§ Parts of the exercise
A - According to the Julia neural ODE post, what type did the poster convert the neural network prediction into after the first error?
B - Carry on the Julia neural ODE post from its last line onward.
Start of Selection
In this configuration:

cons = (res, x, p) -> res = predict_neuralode(x)[:,2]

adtype = Optimization.AutoForwardDiff()
optf = Optimization.OptimizationFunction((x, p) -> loss_neuralode(x), adtype; cons = cons)
optprob = Optimization.OptimizationProblem(optf, p_init, lcons = [-Inf], ucons = [DX_cap])
result_neuralode = Optimization.solve(optprob,opt_c,callback = cb ,maxiters = 100)

The error is:

ERROR: MethodError: no method matching Optim.BarrierLineSearchGrad(::Vector{Float32}, ::Matrix{Float32}, ::Optim.BarrierStateVars{Float64}, ::Optim.BarrierStateVars{Float64})

So I decided to convert the NN prediction into Float32

function predict_neuralode(p)
    prediction = Float32.(Array(prob_neuralode(x0,p,st)[1])')
    return prediction
end

function loss_neuralode(p)
    ỹ = predict_neuralode(p)
    loss = Flux.mse(ϕ,ỹ) 
    return loss, ỹ
end

In this case the error became:

ERROR: Cannot determine ordering of Dual tags Nothing and ForwardDiff.Tag{Optimization.var"#89#106"{OptimizationFunction{true, Optimization.AutoForwardDiff{nothing}, var"#31#32", Nothing, Nothing, Nothing, var"#29#30", Nothing, Nothing, Nothing, Nothing, Nothing, Nothing, Nothing, Nothing, Nothing, typeof(SciMLBase.DEFAULT_OBSERVED_NO_TIME), Nothing, Nothing, Nothing, Nothing, Nothing, Nothing, Nothing}, SciMLBase.NullParameters}, Float32} 

The used libraries:

using CSV,DataFrames,DifferentialEquations,Plots,Flux,DiffEqFlux,JLD,Random,Lux,Optimization,OptimizationOptimJL,ForwardDiff
using Flux: throttle
using Statistics
using IterTools: ncycle
using DiffEqFlux: group_ranges

Any suggestions?
End of Selection
Start of Data section
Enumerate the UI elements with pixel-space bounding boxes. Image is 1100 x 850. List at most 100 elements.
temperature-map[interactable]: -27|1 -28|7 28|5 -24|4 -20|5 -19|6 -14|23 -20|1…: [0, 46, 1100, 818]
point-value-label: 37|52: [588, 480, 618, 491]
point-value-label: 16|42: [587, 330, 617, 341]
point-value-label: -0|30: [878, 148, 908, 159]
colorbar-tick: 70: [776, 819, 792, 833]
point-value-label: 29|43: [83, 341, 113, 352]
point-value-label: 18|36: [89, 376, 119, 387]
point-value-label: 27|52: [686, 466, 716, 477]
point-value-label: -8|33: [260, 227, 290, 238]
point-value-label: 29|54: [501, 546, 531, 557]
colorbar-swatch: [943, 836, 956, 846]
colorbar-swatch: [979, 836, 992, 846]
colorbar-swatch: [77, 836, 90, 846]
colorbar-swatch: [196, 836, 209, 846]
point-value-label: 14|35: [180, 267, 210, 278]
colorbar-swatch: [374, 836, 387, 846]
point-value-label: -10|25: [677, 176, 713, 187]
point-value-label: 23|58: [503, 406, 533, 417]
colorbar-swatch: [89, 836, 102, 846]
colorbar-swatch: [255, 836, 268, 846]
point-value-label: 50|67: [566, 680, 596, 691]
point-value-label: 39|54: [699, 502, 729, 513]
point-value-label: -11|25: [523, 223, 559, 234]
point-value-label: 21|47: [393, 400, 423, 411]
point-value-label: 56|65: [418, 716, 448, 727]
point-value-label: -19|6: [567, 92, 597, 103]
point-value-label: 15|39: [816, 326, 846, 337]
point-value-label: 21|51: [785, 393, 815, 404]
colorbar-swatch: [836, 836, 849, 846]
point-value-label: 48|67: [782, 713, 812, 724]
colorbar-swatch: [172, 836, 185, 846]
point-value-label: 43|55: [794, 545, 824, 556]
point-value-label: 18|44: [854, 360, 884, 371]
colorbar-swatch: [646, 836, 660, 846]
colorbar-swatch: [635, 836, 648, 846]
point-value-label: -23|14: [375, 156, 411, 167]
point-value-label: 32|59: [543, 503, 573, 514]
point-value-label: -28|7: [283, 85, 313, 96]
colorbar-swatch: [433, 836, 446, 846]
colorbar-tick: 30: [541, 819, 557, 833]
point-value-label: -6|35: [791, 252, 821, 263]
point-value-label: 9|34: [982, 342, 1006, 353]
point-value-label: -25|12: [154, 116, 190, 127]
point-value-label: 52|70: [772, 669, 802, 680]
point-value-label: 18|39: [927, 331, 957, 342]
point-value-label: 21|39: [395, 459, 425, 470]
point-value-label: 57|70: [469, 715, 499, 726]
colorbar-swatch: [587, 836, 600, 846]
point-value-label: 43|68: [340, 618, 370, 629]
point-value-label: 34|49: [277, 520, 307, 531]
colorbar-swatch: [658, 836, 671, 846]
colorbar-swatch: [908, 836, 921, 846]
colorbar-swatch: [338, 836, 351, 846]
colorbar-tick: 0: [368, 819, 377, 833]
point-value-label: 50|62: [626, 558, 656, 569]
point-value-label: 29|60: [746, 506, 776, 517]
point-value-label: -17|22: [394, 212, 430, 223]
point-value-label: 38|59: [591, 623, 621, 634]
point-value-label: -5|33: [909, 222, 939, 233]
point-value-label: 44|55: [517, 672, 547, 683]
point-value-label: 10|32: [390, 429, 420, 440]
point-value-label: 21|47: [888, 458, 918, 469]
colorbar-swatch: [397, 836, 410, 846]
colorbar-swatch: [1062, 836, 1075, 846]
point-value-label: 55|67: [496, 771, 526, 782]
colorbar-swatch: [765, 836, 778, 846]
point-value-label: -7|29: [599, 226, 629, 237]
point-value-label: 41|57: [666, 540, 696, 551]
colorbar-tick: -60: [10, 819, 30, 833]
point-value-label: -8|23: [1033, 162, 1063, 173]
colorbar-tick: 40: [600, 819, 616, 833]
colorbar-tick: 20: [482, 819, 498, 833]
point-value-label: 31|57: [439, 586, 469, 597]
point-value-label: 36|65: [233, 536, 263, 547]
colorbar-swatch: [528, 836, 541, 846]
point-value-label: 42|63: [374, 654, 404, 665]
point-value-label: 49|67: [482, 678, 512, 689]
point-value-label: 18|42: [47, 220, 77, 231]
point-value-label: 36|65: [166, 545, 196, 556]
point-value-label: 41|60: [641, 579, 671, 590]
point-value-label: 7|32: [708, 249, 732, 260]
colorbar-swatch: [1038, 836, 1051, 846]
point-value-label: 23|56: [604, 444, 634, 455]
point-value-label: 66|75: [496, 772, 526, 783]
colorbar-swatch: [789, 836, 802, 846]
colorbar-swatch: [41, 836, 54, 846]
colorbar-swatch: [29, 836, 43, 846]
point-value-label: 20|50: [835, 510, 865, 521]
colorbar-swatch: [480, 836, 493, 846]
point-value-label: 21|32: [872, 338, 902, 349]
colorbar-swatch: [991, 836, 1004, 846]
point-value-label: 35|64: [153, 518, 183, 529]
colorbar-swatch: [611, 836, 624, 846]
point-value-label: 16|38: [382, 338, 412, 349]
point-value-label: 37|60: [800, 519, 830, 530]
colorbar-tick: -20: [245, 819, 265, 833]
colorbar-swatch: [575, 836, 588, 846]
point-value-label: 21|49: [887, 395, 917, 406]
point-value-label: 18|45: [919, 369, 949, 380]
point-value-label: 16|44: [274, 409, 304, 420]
End of Data section
§ Task-by-task outputs
A - Float32

B -
Your code isn’t runnable. But did you try using IPOPT?

No, I’m trying to use Optimization.jl and the tutorial you shared.

Here a meaningless formulation of my code.

using CSV,DataFrames,DifferentialEquations,Plots,Flux,DiffEqFlux,JLD,Random,Lux,Optimization,OptimizationOptimJL,ForwardDiff
using Flux: throttle
using Statistics
using IterTools: ncycle
using DiffEqFlux: group_ranges
rng = MersenneTwister(1234)
#Costruzione Layer rappresentativo della dinamica
struct LawLayer{F1} <: Lux.AbstractExplicitLayer 
  force::Float64
  parameters::F1
end

function LawLayer(force::Float64; parameters  = Lux.glorot_uniform)
  return LawLayer{typeof(parameters)}(force,parameters) 
end

function Lux.initialparameters(rng::AbstractRNG, l::LawLayer)
  weight = l.parameters(rng,3,1)
  return (weight)
end

Lux.initialstates(::AbstractRNG, ::LawLayer) = NamedTuple()
Lux.parameterlength(::LawLayer) = 3

function (l::LawLayer)(u::AbstractArray, ps, st::NamedTuple)
    
    F = Float64(l.force)
    a, b, c = ps

    z1 = u[2] 
    z2 = F*a .- (b*u[1] + c*u[2])

    return [z1,z2], st
end


#Costruzione container per sequenza di Layer 
struct CustomLayer{L1,L2,L3,L4,L5,L6} <: Lux.AbstractExplicitContainerLayer{(:dense1, :dense2, :dynamic, :dense3, :dense4, :dense5)}
  dense1::L1
  dense2::L2
  dynamic::L3
  dense3::L4
  dense4::L5
  dense5::L6
end

function (CL::CustomLayer)(u::AbstractArray, ps, st::NamedTuple)

  y1, st_de1 = CL.dense1(u, ps.dense1, st.dense1)
  y2, st_de2 = CL.dense2(y1, ps.dense2, st.dense2)
  y, st_dy = CL.dynamic(y2, ps.dynamic, st.dynamic)
  y3, st_de3 = CL.dense3(y, ps.dense3, st.dense3)
  y4, st_de4 = CL.dense4(y3, ps.dense4, st.dense4)
  y5, st_de5 = CL.dense5(y4, ps.dense5, st.dense5)

  out = y5 #[y1[1,:];y4]
  return out, (dynamic = st_dy, dense1 = st_de1, dense2 = st_de2, dense3 = st_de3, dense4 = st_de4, dense5 = st_de5)
end

x0 = [0.0,2.0]
tspan = (0.0f0,10.0f0)
t = range(tspan[1],tspan[2],length = 101)

rng = Random.default_rng()
function Simple_pendulum(du,u,p,t)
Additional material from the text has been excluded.